== Task to complete ==
Without changing a character, return the entries, but not the images they hold.

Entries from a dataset
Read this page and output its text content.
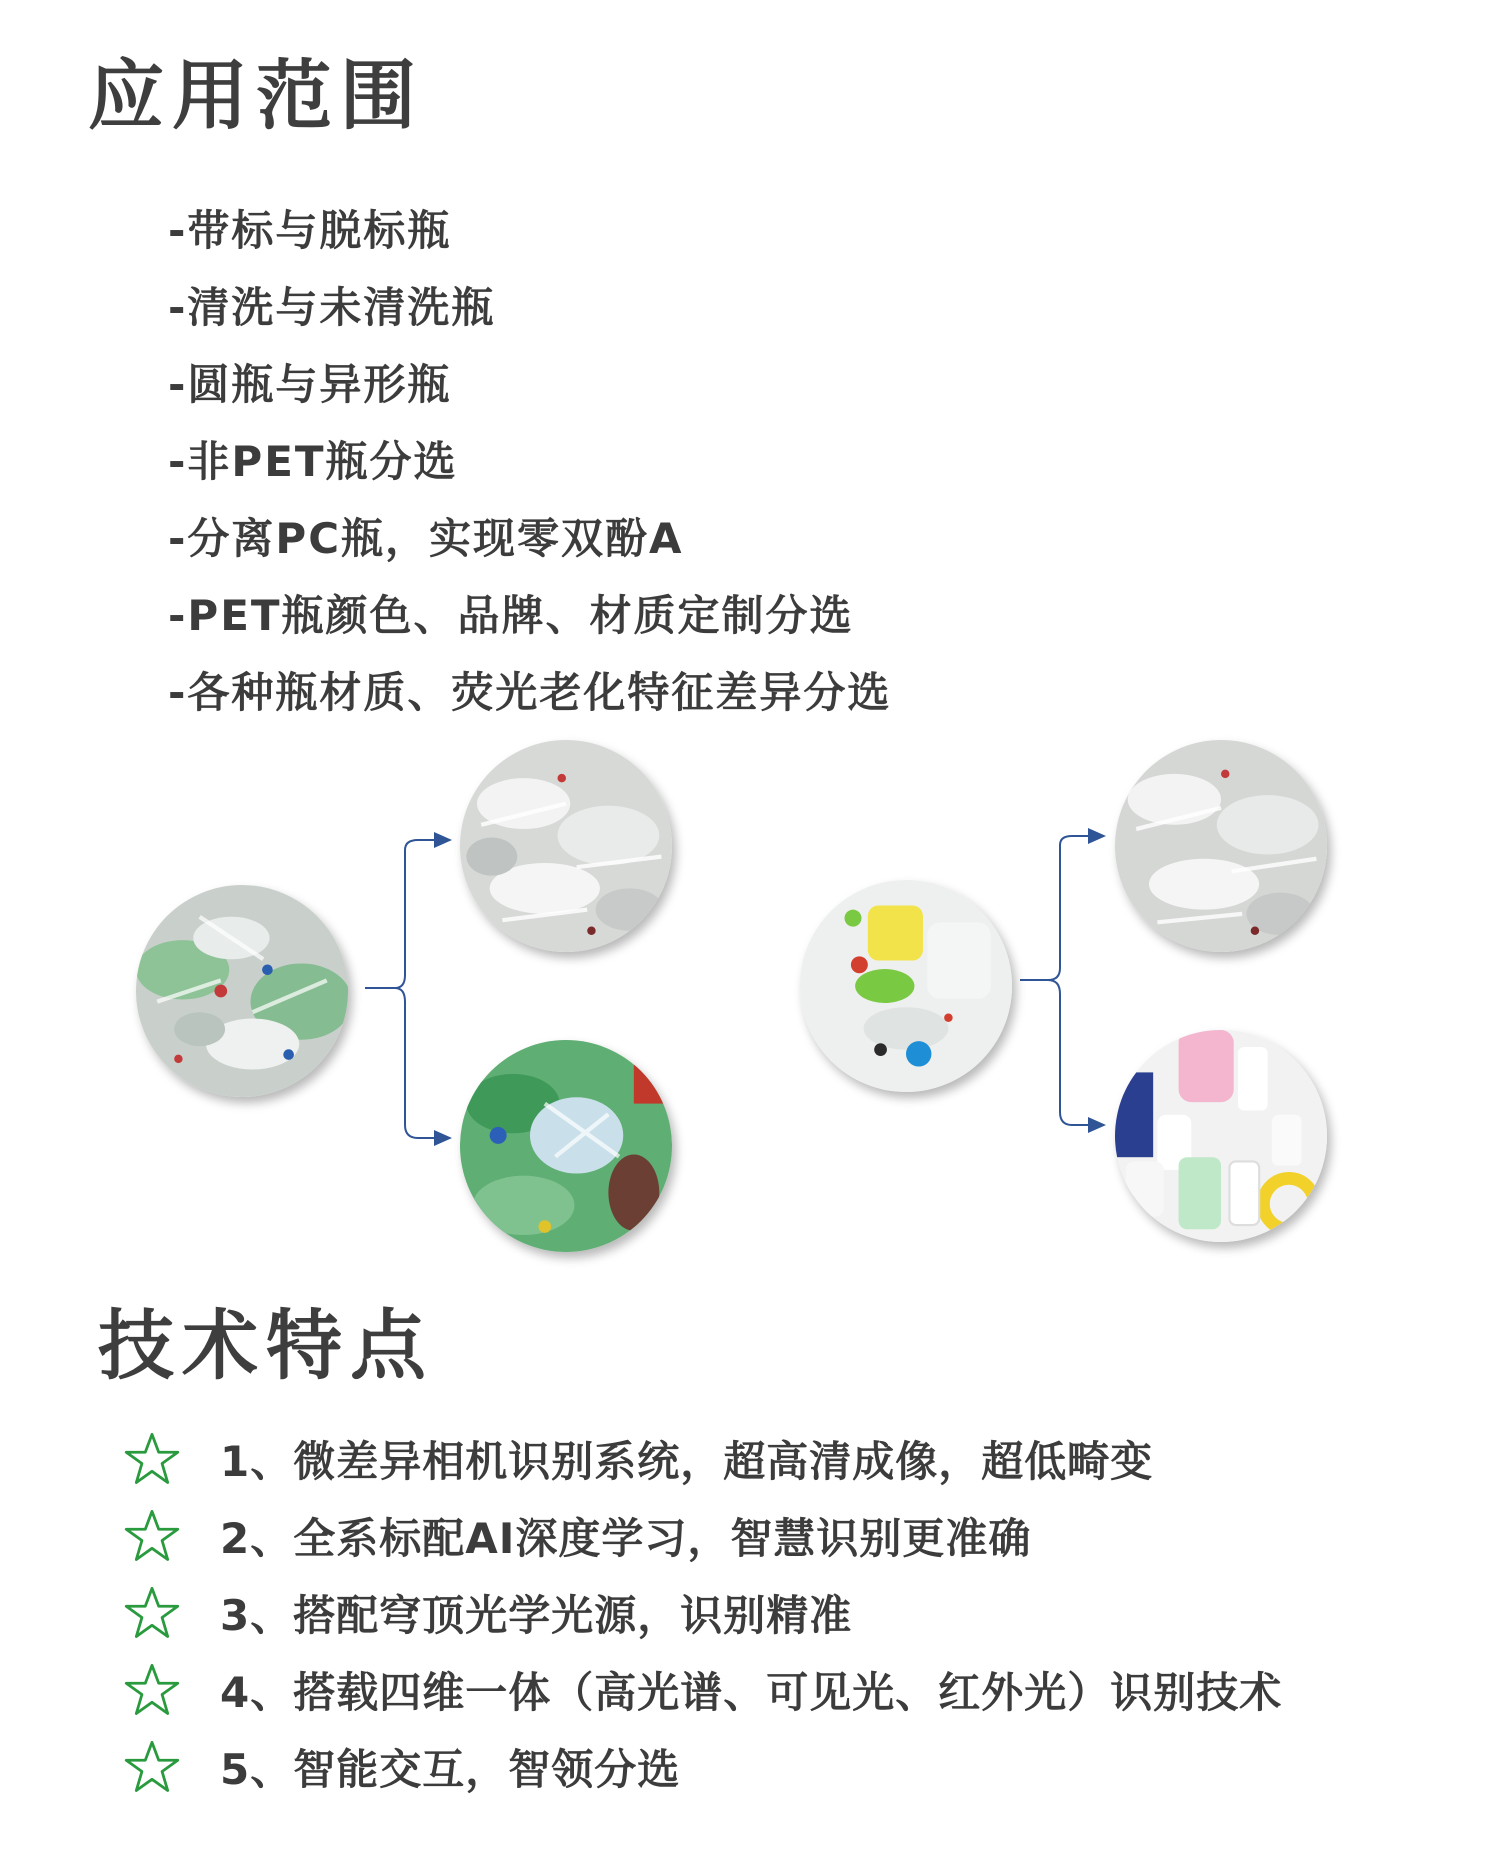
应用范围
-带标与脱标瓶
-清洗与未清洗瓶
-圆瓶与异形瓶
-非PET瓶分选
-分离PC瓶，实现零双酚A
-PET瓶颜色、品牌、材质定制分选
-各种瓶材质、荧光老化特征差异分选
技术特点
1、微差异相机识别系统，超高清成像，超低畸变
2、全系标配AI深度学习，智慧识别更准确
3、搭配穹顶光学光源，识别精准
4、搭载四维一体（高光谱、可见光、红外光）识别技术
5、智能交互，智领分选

== Task solution ==
Read this page and output its text content.
应用范围
-带标与脱标瓶
-清洗与未清洗瓶
-圆瓶与异形瓶
-非PET瓶分选
-分离PC瓶，实现零双酚A
-PET瓶颜色、品牌、材质定制分选
-各种瓶材质、荧光老化特征差异分选
技术特点
1、微差异相机识别系统，超高清成像，超低畸变
2、全系标配AI深度学习，智慧识别更准确
3、搭配穹顶光学光源，识别精准
4、搭载四维一体（高光谱、可见光、红外光）识别技术
5、智能交互，智领分选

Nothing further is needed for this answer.